Set problem:
Isolate every line in the records below with "ylabel" in it.

━━ Source material ━━

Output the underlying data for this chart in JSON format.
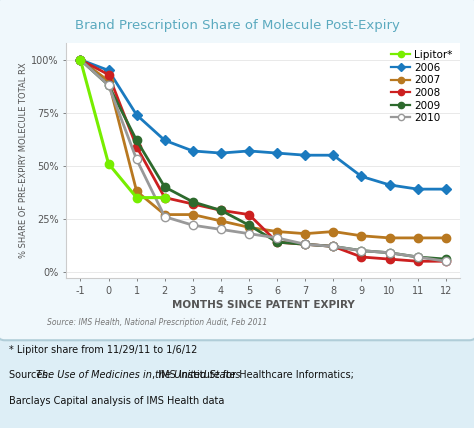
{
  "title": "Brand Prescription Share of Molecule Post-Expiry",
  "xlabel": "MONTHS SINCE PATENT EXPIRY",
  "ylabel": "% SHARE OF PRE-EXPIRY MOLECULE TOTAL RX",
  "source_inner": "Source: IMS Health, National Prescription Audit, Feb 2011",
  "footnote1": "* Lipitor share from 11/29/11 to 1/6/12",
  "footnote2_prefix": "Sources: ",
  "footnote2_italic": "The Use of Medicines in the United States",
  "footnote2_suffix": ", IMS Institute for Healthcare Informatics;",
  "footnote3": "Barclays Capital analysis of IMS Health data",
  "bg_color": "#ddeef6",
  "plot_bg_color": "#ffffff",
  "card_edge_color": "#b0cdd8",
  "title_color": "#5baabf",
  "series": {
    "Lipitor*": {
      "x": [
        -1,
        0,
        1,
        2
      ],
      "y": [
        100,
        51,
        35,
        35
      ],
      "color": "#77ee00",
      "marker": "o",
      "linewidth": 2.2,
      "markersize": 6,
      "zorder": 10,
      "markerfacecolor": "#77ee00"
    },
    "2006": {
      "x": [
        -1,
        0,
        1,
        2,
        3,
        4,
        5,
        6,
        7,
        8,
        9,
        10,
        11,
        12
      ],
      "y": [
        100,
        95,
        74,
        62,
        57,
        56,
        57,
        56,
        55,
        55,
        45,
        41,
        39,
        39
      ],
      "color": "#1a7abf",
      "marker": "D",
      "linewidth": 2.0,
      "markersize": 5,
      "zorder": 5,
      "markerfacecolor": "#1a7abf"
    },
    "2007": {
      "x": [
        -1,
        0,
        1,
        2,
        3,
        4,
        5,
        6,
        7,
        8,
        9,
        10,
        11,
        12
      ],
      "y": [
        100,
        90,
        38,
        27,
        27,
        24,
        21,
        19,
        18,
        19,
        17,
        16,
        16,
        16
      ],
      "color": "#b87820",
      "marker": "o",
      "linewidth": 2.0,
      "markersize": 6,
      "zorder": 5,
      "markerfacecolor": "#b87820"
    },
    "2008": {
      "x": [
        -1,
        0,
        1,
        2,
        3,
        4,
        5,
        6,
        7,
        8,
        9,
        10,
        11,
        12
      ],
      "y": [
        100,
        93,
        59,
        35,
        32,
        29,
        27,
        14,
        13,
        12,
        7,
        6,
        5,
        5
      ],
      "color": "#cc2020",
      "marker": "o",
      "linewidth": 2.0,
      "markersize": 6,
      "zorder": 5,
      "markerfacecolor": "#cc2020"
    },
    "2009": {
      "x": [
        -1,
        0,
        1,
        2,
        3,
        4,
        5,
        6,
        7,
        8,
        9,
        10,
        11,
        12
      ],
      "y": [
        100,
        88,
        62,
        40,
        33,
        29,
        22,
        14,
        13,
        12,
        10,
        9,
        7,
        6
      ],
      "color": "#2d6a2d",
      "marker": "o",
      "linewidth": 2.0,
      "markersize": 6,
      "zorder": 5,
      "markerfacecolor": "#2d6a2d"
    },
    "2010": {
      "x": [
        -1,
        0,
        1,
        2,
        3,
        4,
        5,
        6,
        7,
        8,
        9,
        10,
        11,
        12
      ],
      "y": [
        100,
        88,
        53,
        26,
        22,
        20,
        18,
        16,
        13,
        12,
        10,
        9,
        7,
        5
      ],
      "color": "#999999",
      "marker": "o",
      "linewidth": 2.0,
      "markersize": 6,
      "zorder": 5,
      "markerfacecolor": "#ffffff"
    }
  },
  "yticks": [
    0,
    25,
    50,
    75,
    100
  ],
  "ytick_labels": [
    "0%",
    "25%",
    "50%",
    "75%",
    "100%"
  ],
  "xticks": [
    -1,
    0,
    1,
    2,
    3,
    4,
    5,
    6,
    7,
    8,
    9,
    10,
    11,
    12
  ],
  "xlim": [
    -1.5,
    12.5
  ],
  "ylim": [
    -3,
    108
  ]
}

━━━
━━ Source material ━━

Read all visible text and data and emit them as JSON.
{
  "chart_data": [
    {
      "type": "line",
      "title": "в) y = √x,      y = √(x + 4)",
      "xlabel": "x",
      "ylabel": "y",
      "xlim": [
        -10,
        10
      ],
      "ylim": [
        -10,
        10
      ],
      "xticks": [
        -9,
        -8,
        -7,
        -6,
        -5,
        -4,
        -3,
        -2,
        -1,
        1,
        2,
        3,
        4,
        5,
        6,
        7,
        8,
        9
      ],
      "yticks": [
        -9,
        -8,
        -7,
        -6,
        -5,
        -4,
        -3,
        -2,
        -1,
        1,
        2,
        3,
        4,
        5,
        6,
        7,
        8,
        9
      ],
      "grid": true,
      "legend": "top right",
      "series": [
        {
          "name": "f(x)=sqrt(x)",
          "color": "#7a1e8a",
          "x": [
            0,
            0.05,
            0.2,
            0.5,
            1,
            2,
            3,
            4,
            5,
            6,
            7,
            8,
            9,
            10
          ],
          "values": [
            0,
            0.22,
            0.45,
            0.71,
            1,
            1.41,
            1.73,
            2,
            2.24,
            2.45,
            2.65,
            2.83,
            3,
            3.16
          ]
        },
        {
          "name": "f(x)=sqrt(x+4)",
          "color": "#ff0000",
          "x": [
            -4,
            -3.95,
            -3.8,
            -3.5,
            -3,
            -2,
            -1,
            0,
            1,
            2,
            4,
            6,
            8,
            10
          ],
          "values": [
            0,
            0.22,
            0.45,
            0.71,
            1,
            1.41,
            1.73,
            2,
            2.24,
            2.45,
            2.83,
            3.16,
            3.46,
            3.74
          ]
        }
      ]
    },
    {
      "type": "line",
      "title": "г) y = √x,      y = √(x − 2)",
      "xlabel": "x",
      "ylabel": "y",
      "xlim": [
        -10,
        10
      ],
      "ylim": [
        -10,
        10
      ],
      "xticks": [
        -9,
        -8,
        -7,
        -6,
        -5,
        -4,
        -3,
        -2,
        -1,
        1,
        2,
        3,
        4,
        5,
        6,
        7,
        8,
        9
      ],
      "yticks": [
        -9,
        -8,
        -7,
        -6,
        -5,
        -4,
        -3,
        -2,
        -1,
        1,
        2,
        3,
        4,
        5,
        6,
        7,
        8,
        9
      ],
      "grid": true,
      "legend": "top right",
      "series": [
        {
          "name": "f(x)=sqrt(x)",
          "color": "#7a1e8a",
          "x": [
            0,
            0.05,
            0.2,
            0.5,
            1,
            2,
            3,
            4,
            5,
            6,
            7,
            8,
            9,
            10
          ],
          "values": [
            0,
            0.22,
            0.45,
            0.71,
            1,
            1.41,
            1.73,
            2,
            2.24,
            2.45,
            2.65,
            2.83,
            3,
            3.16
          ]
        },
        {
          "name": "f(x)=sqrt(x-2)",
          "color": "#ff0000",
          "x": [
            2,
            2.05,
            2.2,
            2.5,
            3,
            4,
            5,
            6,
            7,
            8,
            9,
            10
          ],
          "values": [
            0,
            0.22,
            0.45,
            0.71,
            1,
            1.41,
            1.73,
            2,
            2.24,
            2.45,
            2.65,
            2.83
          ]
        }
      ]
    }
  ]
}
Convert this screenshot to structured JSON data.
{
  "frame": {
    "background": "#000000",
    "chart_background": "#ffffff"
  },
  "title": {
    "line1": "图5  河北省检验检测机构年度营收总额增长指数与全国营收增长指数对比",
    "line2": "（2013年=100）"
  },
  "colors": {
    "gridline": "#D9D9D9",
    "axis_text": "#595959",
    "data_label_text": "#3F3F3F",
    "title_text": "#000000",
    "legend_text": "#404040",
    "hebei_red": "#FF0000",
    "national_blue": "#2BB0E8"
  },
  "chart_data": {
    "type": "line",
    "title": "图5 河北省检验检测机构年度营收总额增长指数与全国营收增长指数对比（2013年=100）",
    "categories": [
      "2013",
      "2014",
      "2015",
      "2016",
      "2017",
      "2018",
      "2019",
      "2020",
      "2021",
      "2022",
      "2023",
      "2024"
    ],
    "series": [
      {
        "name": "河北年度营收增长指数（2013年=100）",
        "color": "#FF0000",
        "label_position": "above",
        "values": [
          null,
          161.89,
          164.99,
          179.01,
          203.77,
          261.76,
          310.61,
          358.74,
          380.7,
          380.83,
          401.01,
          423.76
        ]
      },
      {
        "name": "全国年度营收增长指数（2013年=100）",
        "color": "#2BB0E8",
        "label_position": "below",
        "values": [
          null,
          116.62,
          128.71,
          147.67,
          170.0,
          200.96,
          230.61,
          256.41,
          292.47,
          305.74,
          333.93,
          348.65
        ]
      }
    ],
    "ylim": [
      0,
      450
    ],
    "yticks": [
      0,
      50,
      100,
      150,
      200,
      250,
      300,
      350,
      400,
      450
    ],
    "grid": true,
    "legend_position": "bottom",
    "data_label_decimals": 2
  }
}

━━━
━━ Source material ━━

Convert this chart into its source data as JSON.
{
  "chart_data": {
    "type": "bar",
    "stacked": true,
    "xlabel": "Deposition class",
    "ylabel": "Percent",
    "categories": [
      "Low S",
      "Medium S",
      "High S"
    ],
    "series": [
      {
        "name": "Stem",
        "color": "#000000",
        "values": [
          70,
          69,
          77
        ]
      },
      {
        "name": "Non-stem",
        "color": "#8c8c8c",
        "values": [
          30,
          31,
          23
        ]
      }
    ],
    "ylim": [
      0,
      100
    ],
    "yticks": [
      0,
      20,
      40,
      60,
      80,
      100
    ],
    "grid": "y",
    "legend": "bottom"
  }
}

━━━

Response to this exercise:
  "ylabel": "% SHARE OF PRE-EXPIRY MOLECULE TOTAL RX",
      "ylabel": "y",
      "ylabel": "y",
    "ylabel": "Percent",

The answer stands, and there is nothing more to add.